══ Angezeigte Daten ══

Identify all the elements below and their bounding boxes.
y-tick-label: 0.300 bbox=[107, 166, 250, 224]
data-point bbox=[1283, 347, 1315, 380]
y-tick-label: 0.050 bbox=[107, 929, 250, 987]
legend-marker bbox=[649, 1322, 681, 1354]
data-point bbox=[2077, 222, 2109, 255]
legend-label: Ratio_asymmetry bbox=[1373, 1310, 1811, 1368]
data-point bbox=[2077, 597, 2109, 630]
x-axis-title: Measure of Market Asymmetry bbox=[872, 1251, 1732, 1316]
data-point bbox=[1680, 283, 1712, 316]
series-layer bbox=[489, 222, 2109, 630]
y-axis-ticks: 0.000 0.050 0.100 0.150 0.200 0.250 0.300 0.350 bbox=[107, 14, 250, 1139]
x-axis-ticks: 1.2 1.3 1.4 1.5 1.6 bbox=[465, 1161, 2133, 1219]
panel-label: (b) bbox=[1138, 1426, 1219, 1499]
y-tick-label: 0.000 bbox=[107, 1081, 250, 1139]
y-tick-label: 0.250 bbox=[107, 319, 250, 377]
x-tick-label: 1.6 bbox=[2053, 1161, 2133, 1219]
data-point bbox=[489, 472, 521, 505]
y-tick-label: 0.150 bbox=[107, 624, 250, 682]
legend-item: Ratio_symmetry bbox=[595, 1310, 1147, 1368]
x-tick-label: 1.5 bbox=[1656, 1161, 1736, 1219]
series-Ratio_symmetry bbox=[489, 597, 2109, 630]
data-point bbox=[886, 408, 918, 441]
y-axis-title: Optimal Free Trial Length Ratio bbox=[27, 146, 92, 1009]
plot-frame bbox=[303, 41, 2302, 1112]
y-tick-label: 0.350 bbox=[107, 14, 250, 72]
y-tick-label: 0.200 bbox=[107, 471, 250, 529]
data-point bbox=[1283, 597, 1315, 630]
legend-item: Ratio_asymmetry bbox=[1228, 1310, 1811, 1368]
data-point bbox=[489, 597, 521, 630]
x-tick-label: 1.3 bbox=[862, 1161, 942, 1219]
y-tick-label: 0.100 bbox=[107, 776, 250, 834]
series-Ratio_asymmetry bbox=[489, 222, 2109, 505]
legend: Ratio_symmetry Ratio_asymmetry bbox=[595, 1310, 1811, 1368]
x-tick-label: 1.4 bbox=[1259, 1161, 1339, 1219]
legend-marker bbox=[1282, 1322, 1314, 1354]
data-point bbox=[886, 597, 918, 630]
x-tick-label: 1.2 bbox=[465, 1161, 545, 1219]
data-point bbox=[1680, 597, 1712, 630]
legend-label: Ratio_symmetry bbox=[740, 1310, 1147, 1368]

═══

● Ziel
Übertrage bitte alle Zeilen oben in eine Markdown-Tabelle mit den Spalten „Nummer“ und „Zeile“, wobei leere Zeilen entfallen.

● Lösung
| Nummer | Zeile |
|---|---|
| 1 | Identify all the elements below and their bounding boxes. |
| 2 | y-tick-label: 0.300 bbox=[107, 166, 250, 224] |
| 3 | data-point bbox=[1283, 347, 1315, 380] |
| 4 | y-tick-label: 0.050 bbox=[107, 929, 250, 987] |
| 5 | legend-marker bbox=[649, 1322, 681, 1354] |
| 6 | data-point bbox=[2077, 222, 2109, 255] |
| 7 | legend-label: Ratio_asymmetry bbox=[1373, 1310, 1811, 1368] |
| 8 | data-point bbox=[2077, 597, 2109, 630] |
| 9 | x-axis-title: Measure of Market Asymmetry bbox=[872, 1251, 1732, 1316] |
| 10 | data-point bbox=[1680, 283, 1712, 316] |
| 11 | series-layer bbox=[489, 222, 2109, 630] |
| 12 | y-axis-ticks: 0.000 0.050 0.100 0.150 0.200 0.250 0.300 0.350 bbox=[107, 14, 250, 1139] |
| 13 | x-axis-ticks: 1.2 1.3 1.4 1.5 1.6 bbox=[465, 1161, 2133, 1219] |
| 14 | panel-label: (b) bbox=[1138, 1426, 1219, 1499] |
| 15 | y-tick-label: 0.000 bbox=[107, 1081, 250, 1139] |
| 16 | y-tick-label: 0.250 bbox=[107, 319, 250, 377] |
| 17 | x-tick-label: 1.6 bbox=[2053, 1161, 2133, 1219] |
| 18 | data-point bbox=[489, 472, 521, 505] |
| 19 | y-tick-label: 0.150 bbox=[107, 624, 250, 682] |
| 20 | legend-item: Ratio_symmetry bbox=[595, 1310, 1147, 1368] |
| 21 | x-tick-label: 1.5 bbox=[1656, 1161, 1736, 1219] |
| 22 | series-Ratio_symmetry bbox=[489, 597, 2109, 630] |
| 23 | data-point bbox=[886, 408, 918, 441] |
| 24 | y-axis-title: Optimal Free Trial Length Ratio bbox=[27, 146, 92, 1009] |
| 25 | plot-frame bbox=[303, 41, 2302, 1112] |
| 26 | y-tick-label: 0.350 bbox=[107, 14, 250, 72] |
| 27 | y-tick-label: 0.200 bbox=[107, 471, 250, 529] |
| 28 | data-point bbox=[1283, 597, 1315, 630] |
| 29 | legend-item: Ratio_asymmetry bbox=[1228, 1310, 1811, 1368] |
| 30 | data-point bbox=[489, 597, 521, 630] |
| 31 | x-tick-label: 1.3 bbox=[862, 1161, 942, 1219] |
| 32 | y-tick-label: 0.100 bbox=[107, 776, 250, 834] |
| 33 | series-Ratio_asymmetry bbox=[489, 222, 2109, 505] |
| 34 | legend: Ratio_symmetry Ratio_asymmetry bbox=[595, 1310, 1811, 1368] |
| 35 | x-tick-label: 1.4 bbox=[1259, 1161, 1339, 1219] |
| 36 | legend-marker bbox=[1282, 1322, 1314, 1354] |
| 37 | data-point bbox=[886, 597, 918, 630] |
| 38 | x-tick-label: 1.2 bbox=[465, 1161, 545, 1219] |
| 39 | data-point bbox=[1680, 597, 1712, 630] |
| 40 | legend-label: Ratio_symmetry bbox=[740, 1310, 1147, 1368] |